Stated problem -
Retype the material below. Keep every word exactly as it is.

___ Provided material ___

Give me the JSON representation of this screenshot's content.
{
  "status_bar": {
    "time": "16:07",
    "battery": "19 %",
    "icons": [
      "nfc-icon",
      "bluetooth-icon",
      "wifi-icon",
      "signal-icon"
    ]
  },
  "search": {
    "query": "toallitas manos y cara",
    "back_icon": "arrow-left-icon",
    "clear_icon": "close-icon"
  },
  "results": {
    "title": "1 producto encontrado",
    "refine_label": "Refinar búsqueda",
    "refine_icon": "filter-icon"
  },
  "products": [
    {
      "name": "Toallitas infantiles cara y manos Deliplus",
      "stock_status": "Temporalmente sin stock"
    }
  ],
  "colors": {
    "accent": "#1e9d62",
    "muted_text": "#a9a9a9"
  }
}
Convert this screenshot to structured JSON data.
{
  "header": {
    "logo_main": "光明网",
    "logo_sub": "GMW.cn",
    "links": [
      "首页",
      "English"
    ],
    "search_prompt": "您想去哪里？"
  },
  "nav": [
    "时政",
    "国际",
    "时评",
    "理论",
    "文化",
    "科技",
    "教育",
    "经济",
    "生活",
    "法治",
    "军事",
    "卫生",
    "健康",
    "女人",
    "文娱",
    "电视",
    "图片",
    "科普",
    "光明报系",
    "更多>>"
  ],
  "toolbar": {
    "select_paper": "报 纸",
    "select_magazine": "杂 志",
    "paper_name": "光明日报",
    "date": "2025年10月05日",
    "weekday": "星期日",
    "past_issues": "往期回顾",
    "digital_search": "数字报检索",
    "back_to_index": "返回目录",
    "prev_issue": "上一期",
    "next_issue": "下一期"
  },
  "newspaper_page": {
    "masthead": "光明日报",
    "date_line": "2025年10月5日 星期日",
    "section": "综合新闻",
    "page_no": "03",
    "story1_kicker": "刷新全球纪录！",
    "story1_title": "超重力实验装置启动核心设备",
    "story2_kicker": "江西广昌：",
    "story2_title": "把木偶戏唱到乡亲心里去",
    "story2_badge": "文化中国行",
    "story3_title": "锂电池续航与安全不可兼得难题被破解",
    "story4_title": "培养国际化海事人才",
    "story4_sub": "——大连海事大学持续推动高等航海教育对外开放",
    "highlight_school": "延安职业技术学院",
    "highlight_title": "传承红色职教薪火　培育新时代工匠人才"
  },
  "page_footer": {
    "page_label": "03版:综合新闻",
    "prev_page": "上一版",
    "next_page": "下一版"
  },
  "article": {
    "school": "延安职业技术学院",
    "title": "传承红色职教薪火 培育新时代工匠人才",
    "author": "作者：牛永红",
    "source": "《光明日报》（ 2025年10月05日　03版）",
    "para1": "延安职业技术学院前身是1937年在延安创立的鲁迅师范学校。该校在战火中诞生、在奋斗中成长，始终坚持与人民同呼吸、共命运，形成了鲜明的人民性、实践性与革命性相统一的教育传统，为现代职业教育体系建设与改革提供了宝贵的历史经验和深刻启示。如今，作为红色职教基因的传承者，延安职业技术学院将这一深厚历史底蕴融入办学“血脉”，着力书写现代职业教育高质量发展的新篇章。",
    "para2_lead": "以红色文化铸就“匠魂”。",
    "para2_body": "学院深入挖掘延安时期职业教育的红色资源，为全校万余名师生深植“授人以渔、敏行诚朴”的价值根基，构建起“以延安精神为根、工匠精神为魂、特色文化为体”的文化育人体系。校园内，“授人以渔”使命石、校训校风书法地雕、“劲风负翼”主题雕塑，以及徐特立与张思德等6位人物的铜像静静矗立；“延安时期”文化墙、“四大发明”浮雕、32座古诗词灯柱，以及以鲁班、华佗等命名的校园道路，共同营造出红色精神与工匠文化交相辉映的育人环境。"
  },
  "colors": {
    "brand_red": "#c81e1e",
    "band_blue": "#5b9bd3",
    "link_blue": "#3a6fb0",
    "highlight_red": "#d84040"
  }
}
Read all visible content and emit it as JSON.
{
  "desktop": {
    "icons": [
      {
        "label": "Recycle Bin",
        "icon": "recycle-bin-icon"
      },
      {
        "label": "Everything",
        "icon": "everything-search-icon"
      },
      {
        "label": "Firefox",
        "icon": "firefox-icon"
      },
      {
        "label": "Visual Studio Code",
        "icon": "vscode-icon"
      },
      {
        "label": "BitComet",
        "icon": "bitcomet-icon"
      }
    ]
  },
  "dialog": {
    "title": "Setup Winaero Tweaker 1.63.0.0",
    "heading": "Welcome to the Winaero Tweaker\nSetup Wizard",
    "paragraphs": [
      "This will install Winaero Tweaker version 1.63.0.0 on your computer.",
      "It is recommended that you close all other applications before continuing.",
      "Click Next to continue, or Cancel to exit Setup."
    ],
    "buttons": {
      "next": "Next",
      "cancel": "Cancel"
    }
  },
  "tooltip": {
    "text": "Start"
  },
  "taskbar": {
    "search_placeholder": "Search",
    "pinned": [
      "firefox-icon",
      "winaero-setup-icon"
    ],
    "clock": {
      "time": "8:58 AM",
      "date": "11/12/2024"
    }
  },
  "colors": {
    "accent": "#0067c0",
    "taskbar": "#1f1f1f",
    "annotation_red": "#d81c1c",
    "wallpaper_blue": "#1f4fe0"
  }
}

___

Output for this exercise -
Give me the JSON representation of this screenshot's content.
{
  "status_bar": {
    "time": "16:07",
    "battery": "19 %",
    "icons": [
      "nfc-icon",
      "bluetooth-icon",
      "wifi-icon",
      "signal-icon"
    ]
  },
  "search": {
    "query": "toallitas manos y cara",
    "back_icon": "arrow-left-icon",
    "clear_icon": "close-icon"
  },
  "results": {
    "title": "1 producto encontrado",
    "refine_label": "Refinar búsqueda",
    "refine_icon": "filter-icon"
  },
  "products": [
    {
      "name": "Toallitas infantiles cara y manos Deliplus",
      "stock_status": "Temporalmente sin stock"
    }
  ],
  "colors": {
    "accent": "#1e9d62",
    "muted_text": "#a9a9a9"
  }
}
Convert this screenshot to structured JSON data.
{
  "header": {
    "logo_main": "光明网",
    "logo_sub": "GMW.cn",
    "links": [
      "首页",
      "English"
    ],
    "search_prompt": "您想去哪里？"
  },
  "nav": [
    "时政",
    "国际",
    "时评",
    "理论",
    "文化",
    "科技",
    "教育",
    "经济",
    "生活",
    "法治",
    "军事",
    "卫生",
    "健康",
    "女人",
    "文娱",
    "电视",
    "图片",
    "科普",
    "光明报系",
    "更多>>"
  ],
  "toolbar": {
    "select_paper": "报 纸",
    "select_magazine": "杂 志",
    "paper_name": "光明日报",
    "date": "2025年10月05日",
    "weekday": "星期日",
    "past_issues": "往期回顾",
    "digital_search": "数字报检索",
    "back_to_index": "返回目录",
    "prev_issue": "上一期",
    "next_issue": "下一期"
  },
  "newspaper_page": {
    "masthead": "光明日报",
    "date_line": "2025年10月5日 星期日",
    "section": "综合新闻",
    "page_no": "03",
    "story1_kicker": "刷新全球纪录！",
    "story1_title": "超重力实验装置启动核心设备",
    "story2_kicker": "江西广昌：",
    "story2_title": "把木偶戏唱到乡亲心里去",
    "story2_badge": "文化中国行",
    "story3_title": "锂电池续航与安全不可兼得难题被破解",
    "story4_title": "培养国际化海事人才",
    "story4_sub": "——大连海事大学持续推动高等航海教育对外开放",
    "highlight_school": "延安职业技术学院",
    "highlight_title": "传承红色职教薪火　培育新时代工匠人才"
  },
  "page_footer": {
    "page_label": "03版:综合新闻",
    "prev_page": "上一版",
    "next_page": "下一版"
  },
  "article": {
    "school": "延安职业技术学院",
    "title": "传承红色职教薪火 培育新时代工匠人才",
    "author": "作者：牛永红",
    "source": "《光明日报》（ 2025年10月05日　03版）",
    "para1": "延安职业技术学院前身是1937年在延安创立的鲁迅师范学校。该校在战火中诞生、在奋斗中成长，始终坚持与人民同呼吸、共命运，形成了鲜明的人民性、实践性与革命性相统一的教育传统，为现代职业教育体系建设与改革提供了宝贵的历史经验和深刻启示。如今，作为红色职教基因的传承者，延安职业技术学院将这一深厚历史底蕴融入办学“血脉”，着力书写现代职业教育高质量发展的新篇章。",
    "para2_lead": "以红色文化铸就“匠魂”。",
    "para2_body": "学院深入挖掘延安时期职业教育的红色资源，为全校万余名师生深植“授人以渔、敏行诚朴”的价值根基，构建起“以延安精神为根、工匠精神为魂、特色文化为体”的文化育人体系。校园内，“授人以渔”使命石、校训校风书法地雕、“劲风负翼”主题雕塑，以及徐特立与张思德等6位人物的铜像静静矗立；“延安时期”文化墙、“四大发明”浮雕、32座古诗词灯柱，以及以鲁班、华佗等命名的校园道路，共同营造出红色精神与工匠文化交相辉映的育人环境。"
  },
  "colors": {
    "brand_red": "#c81e1e",
    "band_blue": "#5b9bd3",
    "link_blue": "#3a6fb0",
    "highlight_red": "#d84040"
  }
}
Read all visible content and emit it as JSON.
{
  "desktop": {
    "icons": [
      {
        "label": "Recycle Bin",
        "icon": "recycle-bin-icon"
      },
      {
        "label": "Everything",
        "icon": "everything-search-icon"
      },
      {
        "label": "Firefox",
        "icon": "firefox-icon"
      },
      {
        "label": "Visual Studio Code",
        "icon": "vscode-icon"
      },
      {
        "label": "BitComet",
        "icon": "bitcomet-icon"
      }
    ]
  },
  "dialog": {
    "title": "Setup Winaero Tweaker 1.63.0.0",
    "heading": "Welcome to the Winaero Tweaker\nSetup Wizard",
    "paragraphs": [
      "This will install Winaero Tweaker version 1.63.0.0 on your computer.",
      "It is recommended that you close all other applications before continuing.",
      "Click Next to continue, or Cancel to exit Setup."
    ],
    "buttons": {
      "next": "Next",
      "cancel": "Cancel"
    }
  },
  "tooltip": {
    "text": "Start"
  },
  "taskbar": {
    "search_placeholder": "Search",
    "pinned": [
      "firefox-icon",
      "winaero-setup-icon"
    ],
    "clock": {
      "time": "8:58 AM",
      "date": "11/12/2024"
    }
  },
  "colors": {
    "accent": "#0067c0",
    "taskbar": "#1f1f1f",
    "annotation_red": "#d81c1c",
    "wallpaper_blue": "#1f4fe0"
  }
}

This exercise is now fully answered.